Copy the data that follows exactly. Include no pictures.
[Start Information supplied]
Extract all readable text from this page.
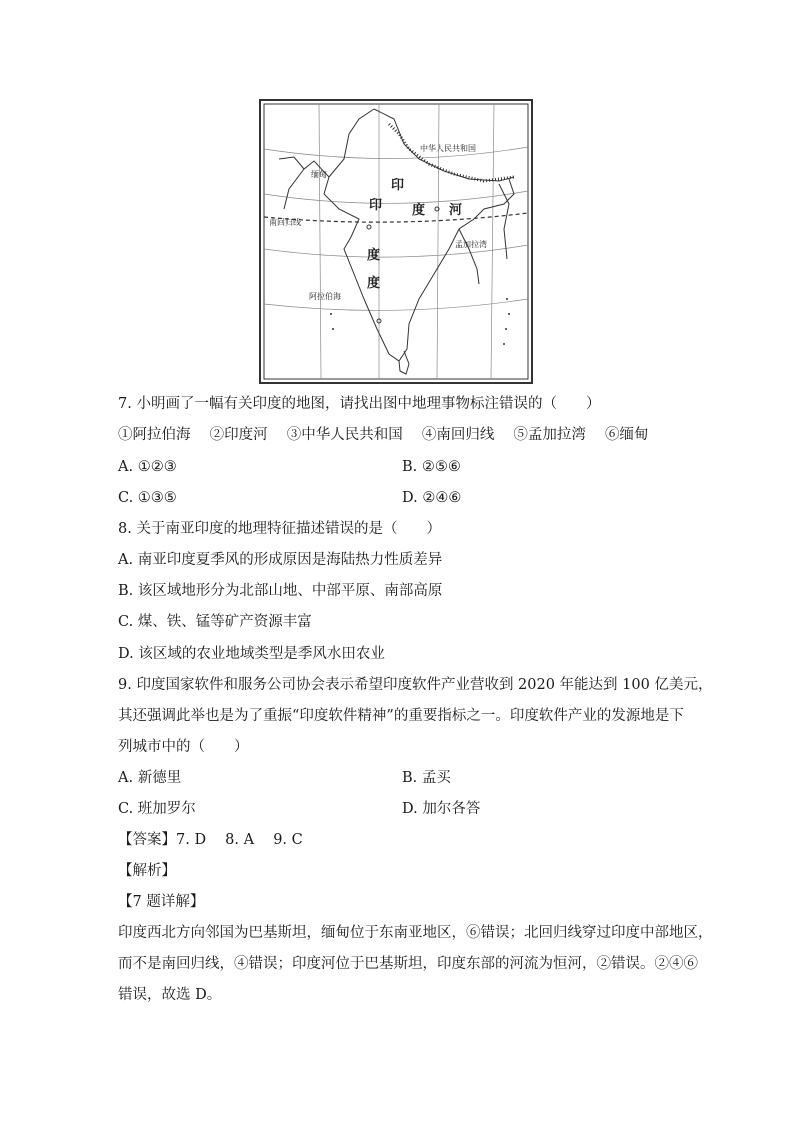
中华人民共和国
缅甸
印
印 度 河
南回归线
度
孟加拉湾
阿拉伯海
度
7. 小明画了一幅有关印度的地图，请找出图中地理事物标注错误的（　　）
①阿拉伯海　 ②印度河　 ③中华人民共和国　 ④南回归线　 ⑤孟加拉湾　 ⑥缅甸
A. ①②③	B. ②⑤⑥
C. ①③⑤	D. ②④⑥
8. 关于南亚印度的地理特征描述错误的是（　　）
A. 南亚印度夏季风的形成原因是海陆热力性质差异
B. 该区域地形分为北部山地、中部平原、南部高原
C. 煤、铁、锰等矿产资源丰富
D. 该区域的农业地域类型是季风水田农业
9. 印度国家软件和服务公司协会表示希望印度软件产业营收到 2020 年能达到 100 亿美元，
其还强调此举也是为了重振“印度软件精神”的重要指标之一。印度软件产业的发源地是下
列城市中的（　　）
A. 新德里	B. 孟买
C. 班加罗尔	D. 加尔各答
【答案】7. D　 8. A　 9. C
【解析】
【7 题详解】
印度西北方向邻国为巴基斯坦，缅甸位于东南亚地区，⑥错误；北回归线穿过印度中部地区，
而不是南回归线，④错误；印度河位于巴基斯坦，印度东部的河流为恒河，②错误。②④⑥
错误，故选 D。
[End Information supplied]
**Complete output**
Extract all readable text from this page.
中华人民共和国
缅甸
印
印 度 河
南回归线
度
孟加拉湾
阿拉伯海
度
7. 小明画了一幅有关印度的地图，请找出图中地理事物标注错误的（　　）
①阿拉伯海　 ②印度河　 ③中华人民共和国　 ④南回归线　 ⑤孟加拉湾　 ⑥缅甸
A. ①②③	B. ②⑤⑥
C. ①③⑤	D. ②④⑥
8. 关于南亚印度的地理特征描述错误的是（　　）
A. 南亚印度夏季风的形成原因是海陆热力性质差异
B. 该区域地形分为北部山地、中部平原、南部高原
C. 煤、铁、锰等矿产资源丰富
D. 该区域的农业地域类型是季风水田农业
9. 印度国家软件和服务公司协会表示希望印度软件产业营收到 2020 年能达到 100 亿美元，
其还强调此举也是为了重振“印度软件精神”的重要指标之一。印度软件产业的发源地是下
列城市中的（　　）
A. 新德里	B. 孟买
C. 班加罗尔	D. 加尔各答
【答案】7. D　 8. A　 9. C
【解析】
【7 题详解】
印度西北方向邻国为巴基斯坦，缅甸位于东南亚地区，⑥错误；北回归线穿过印度中部地区，
而不是南回归线，④错误；印度河位于巴基斯坦，印度东部的河流为恒河，②错误。②④⑥
错误，故选 D。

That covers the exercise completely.